→ Set exercise
Reproduce all entries precisely, down to the last character.
+---+
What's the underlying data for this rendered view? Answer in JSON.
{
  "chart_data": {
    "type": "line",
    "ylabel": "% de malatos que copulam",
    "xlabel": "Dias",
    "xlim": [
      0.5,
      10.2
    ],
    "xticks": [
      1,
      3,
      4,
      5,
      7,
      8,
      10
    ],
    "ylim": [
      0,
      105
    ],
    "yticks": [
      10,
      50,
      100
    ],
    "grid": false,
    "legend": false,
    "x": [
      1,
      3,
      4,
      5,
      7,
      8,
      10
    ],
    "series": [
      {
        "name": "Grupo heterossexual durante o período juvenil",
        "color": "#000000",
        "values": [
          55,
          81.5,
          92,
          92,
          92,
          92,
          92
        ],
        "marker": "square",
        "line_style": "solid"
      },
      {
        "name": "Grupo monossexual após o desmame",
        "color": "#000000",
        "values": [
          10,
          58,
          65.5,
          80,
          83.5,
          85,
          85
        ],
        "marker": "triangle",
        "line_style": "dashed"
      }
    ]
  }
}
+---+
→ Task output
What's the underlying data for this rendered view? Answer in JSON.
{
  "chart_data": {
    "type": "line",
    "ylabel": "% de malatos que copulam",
    "xlabel": "Dias",
    "xlim": [
      0.5,
      10.2
    ],
    "xticks": [
      1,
      3,
      4,
      5,
      7,
      8,
      10
    ],
    "ylim": [
      0,
      105
    ],
    "yticks": [
      10,
      50,
      100
    ],
    "grid": false,
    "legend": false,
    "x": [
      1,
      3,
      4,
      5,
      7,
      8,
      10
    ],
    "series": [
      {
        "name": "Grupo heterossexual durante o período juvenil",
        "color": "#000000",
        "values": [
          55,
          81.5,
          92,
          92,
          92,
          92,
          92
        ],
        "marker": "square",
        "line_style": "solid"
      },
      {
        "name": "Grupo monossexual após o desmame",
        "color": "#000000",
        "values": [
          10,
          58,
          65.5,
          80,
          83.5,
          85,
          85
        ],
        "marker": "triangle",
        "line_style": "dashed"
      }
    ]
  }
}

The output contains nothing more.